- Líneas almacenadas -
•••••

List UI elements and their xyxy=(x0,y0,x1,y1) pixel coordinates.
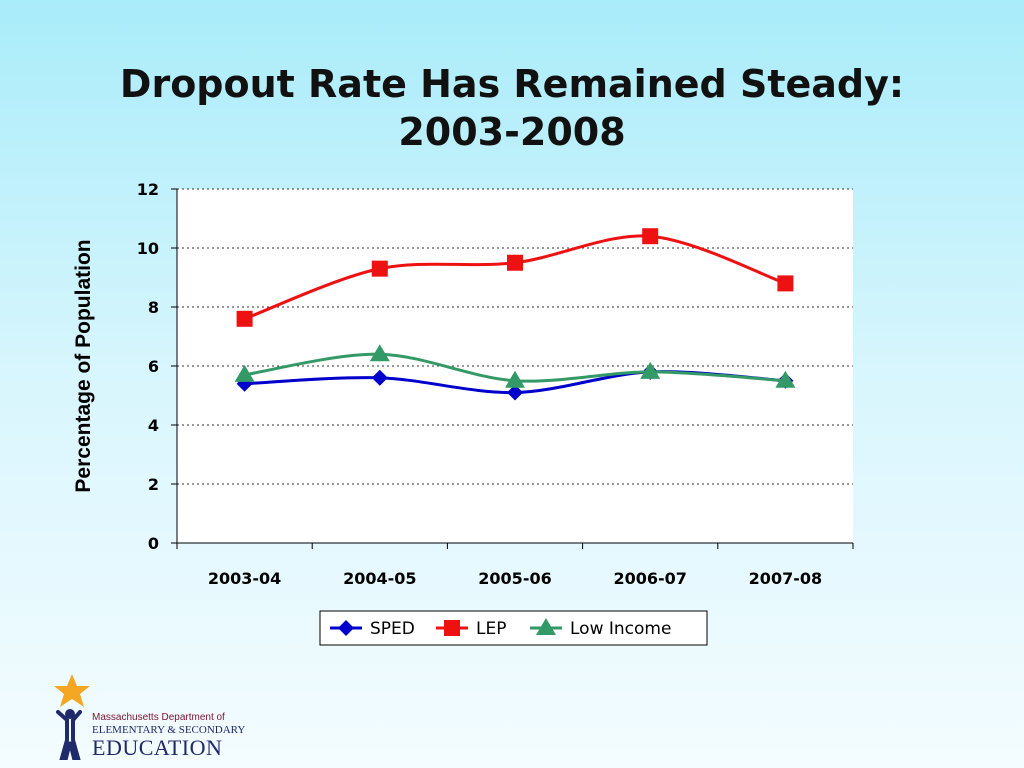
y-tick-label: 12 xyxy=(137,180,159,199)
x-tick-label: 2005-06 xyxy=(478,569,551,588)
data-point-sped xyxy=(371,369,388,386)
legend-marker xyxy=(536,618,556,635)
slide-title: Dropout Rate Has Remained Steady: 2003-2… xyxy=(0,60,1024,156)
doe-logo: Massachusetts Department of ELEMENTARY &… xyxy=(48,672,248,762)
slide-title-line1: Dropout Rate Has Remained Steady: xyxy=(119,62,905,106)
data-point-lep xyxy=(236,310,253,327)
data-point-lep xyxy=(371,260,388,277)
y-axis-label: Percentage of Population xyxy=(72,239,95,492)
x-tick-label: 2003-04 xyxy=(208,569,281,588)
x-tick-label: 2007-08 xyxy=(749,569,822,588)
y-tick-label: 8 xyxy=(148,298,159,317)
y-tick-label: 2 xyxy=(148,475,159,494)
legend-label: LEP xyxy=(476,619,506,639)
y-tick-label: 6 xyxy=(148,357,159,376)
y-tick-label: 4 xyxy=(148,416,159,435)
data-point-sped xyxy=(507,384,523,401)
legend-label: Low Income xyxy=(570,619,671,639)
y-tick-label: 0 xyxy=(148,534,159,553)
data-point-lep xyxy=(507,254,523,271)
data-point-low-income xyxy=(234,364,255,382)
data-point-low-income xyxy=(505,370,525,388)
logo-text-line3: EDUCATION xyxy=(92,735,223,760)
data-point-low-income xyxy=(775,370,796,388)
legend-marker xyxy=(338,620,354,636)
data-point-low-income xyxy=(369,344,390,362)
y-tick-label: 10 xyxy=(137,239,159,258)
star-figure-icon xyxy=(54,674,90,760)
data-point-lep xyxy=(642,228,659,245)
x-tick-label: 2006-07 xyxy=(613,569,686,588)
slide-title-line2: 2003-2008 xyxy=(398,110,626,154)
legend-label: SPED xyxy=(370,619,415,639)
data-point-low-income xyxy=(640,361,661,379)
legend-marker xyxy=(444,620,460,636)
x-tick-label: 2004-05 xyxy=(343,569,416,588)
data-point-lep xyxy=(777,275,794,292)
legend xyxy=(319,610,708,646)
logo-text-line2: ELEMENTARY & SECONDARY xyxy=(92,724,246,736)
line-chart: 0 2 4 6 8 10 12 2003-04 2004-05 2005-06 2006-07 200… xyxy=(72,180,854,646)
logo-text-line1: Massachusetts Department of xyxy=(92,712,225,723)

•••••

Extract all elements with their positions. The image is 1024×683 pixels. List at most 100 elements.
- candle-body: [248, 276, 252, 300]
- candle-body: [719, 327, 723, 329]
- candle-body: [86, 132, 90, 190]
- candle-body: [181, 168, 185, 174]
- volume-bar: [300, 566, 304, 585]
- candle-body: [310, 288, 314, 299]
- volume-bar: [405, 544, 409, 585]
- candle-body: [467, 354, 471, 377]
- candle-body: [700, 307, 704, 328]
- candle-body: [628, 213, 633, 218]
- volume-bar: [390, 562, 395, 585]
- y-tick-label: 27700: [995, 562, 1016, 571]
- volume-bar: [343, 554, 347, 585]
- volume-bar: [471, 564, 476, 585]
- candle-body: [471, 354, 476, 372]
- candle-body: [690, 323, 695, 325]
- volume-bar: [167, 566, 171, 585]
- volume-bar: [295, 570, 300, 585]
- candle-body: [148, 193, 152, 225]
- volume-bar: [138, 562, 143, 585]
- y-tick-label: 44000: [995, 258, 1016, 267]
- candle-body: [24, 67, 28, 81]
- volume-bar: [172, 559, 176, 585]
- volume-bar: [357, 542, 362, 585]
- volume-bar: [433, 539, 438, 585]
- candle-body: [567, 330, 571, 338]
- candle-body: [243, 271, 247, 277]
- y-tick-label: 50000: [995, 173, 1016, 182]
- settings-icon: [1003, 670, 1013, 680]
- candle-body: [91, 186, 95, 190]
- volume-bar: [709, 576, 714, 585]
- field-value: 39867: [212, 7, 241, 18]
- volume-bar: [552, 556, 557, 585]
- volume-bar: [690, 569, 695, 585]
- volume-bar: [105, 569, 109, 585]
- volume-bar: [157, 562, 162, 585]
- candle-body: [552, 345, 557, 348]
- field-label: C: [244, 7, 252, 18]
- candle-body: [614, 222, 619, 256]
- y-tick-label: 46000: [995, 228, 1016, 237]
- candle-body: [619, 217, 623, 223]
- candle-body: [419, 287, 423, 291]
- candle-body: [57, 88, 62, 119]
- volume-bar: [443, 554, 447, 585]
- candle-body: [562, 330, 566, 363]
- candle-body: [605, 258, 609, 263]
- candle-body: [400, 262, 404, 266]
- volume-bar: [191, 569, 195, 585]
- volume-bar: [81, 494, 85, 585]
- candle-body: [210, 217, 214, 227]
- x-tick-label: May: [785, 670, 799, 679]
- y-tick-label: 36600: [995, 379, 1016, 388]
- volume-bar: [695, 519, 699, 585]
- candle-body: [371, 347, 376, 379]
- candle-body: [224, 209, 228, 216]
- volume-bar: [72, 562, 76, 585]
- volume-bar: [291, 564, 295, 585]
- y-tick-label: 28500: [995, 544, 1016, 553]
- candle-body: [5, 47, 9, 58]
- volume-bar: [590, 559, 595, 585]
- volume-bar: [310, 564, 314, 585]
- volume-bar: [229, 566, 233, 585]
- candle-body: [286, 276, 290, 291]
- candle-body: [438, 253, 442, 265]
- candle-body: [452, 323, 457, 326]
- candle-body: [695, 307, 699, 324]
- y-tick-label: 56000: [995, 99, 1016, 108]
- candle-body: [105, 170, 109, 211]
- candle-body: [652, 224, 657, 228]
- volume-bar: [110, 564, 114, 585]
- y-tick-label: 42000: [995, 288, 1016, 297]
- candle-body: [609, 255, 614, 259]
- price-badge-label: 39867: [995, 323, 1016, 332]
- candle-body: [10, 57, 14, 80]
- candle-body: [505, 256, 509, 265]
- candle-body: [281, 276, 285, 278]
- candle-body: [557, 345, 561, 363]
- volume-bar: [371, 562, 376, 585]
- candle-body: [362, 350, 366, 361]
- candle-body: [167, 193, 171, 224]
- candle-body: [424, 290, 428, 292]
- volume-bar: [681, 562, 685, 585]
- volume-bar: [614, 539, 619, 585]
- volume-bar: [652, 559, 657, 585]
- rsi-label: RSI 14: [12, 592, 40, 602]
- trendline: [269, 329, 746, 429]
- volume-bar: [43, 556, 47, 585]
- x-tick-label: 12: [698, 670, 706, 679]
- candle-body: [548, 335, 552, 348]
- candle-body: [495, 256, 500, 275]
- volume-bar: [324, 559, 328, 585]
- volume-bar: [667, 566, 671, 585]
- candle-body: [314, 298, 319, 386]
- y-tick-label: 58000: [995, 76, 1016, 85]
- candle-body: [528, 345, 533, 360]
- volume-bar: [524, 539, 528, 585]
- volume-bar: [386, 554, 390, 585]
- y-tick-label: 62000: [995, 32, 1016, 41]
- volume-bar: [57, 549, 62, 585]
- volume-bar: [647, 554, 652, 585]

•••••

- Tarea -
Transcribe sin cambios el tramo que va desde la línea que contiene "Extract all elements" hasta la que contiene "- volume-bar: [167, 566, 171, 585]", incluidas ambas.

- Respuesta -
Extract all elements with their positions. The image is 1024×683 pixels. List at most 100 elements.
- candle-body: [248, 276, 252, 300]
- candle-body: [719, 327, 723, 329]
- candle-body: [86, 132, 90, 190]
- candle-body: [181, 168, 185, 174]
- volume-bar: [300, 566, 304, 585]
- candle-body: [310, 288, 314, 299]
- volume-bar: [405, 544, 409, 585]
- candle-body: [467, 354, 471, 377]
- candle-body: [700, 307, 704, 328]
- candle-body: [628, 213, 633, 218]
- volume-bar: [390, 562, 395, 585]
- y-tick-label: 27700: [995, 562, 1016, 571]
- volume-bar: [343, 554, 347, 585]
- volume-bar: [471, 564, 476, 585]
- candle-body: [471, 354, 476, 372]
- candle-body: [690, 323, 695, 325]
- volume-bar: [167, 566, 171, 585]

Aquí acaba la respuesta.